▶ [RECORDED INFORMATION]:
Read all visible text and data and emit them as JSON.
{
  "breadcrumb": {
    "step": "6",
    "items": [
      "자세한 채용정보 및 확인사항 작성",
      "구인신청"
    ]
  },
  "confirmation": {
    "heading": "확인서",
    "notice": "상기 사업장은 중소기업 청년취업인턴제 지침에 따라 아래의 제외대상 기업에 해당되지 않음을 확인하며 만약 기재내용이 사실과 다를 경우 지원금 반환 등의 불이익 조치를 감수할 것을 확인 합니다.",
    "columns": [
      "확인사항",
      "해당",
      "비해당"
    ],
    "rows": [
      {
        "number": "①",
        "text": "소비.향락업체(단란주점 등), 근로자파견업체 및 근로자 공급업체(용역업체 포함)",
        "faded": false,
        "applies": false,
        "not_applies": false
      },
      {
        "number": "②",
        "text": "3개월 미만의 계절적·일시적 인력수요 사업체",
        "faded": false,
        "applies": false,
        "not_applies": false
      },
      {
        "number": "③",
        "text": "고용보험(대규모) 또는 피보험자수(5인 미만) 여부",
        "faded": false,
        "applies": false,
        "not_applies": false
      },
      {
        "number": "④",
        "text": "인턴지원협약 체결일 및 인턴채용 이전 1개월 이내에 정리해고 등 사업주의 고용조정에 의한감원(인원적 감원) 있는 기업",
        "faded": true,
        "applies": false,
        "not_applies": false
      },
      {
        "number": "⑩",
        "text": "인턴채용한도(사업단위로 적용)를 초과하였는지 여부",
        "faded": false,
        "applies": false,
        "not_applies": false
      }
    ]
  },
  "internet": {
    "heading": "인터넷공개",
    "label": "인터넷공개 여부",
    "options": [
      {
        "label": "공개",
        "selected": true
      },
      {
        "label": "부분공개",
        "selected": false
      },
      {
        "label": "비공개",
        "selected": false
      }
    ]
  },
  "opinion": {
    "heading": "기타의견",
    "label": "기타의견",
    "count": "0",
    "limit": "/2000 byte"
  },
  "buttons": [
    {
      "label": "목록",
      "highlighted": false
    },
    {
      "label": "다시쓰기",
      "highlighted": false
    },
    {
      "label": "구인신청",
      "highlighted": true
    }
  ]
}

▶ [TASK]: Every entry in the listing must be retyped exactly.

▶ [RESULT BELOW]:
Read all visible text and data and emit them as JSON.
{
  "breadcrumb": {
    "step": "6",
    "items": [
      "자세한 채용정보 및 확인사항 작성",
      "구인신청"
    ]
  },
  "confirmation": {
    "heading": "확인서",
    "notice": "상기 사업장은 중소기업 청년취업인턴제 지침에 따라 아래의 제외대상 기업에 해당되지 않음을 확인하며 만약 기재내용이 사실과 다를 경우 지원금 반환 등의 불이익 조치를 감수할 것을 확인 합니다.",
    "columns": [
      "확인사항",
      "해당",
      "비해당"
    ],
    "rows": [
      {
        "number": "①",
        "text": "소비.향락업체(단란주점 등), 근로자파견업체 및 근로자 공급업체(용역업체 포함)",
        "faded": false,
        "applies": false,
        "not_applies": false
      },
      {
        "number": "②",
        "text": "3개월 미만의 계절적·일시적 인력수요 사업체",
        "faded": false,
        "applies": false,
        "not_applies": false
      },
      {
        "number": "③",
        "text": "고용보험(대규모) 또는 피보험자수(5인 미만) 여부",
        "faded": false,
        "applies": false,
        "not_applies": false
      },
      {
        "number": "④",
        "text": "인턴지원협약 체결일 및 인턴채용 이전 1개월 이내에 정리해고 등 사업주의 고용조정에 의한감원(인원적 감원) 있는 기업",
        "faded": true,
        "applies": false,
        "not_applies": false
      },
      {
        "number": "⑩",
        "text": "인턴채용한도(사업단위로 적용)를 초과하였는지 여부",
        "faded": false,
        "applies": false,
        "not_applies": false
      }
    ]
  },
  "internet": {
    "heading": "인터넷공개",
    "label": "인터넷공개 여부",
    "options": [
      {
        "label": "공개",
        "selected": true
      },
      {
        "label": "부분공개",
        "selected": false
      },
      {
        "label": "비공개",
        "selected": false
      }
    ]
  },
  "opinion": {
    "heading": "기타의견",
    "label": "기타의견",
    "count": "0",
    "limit": "/2000 byte"
  },
  "buttons": [
    {
      "label": "목록",
      "highlighted": false
    },
    {
      "label": "다시쓰기",
      "highlighted": false
    },
    {
      "label": "구인신청",
      "highlighted": true
    }
  ]
}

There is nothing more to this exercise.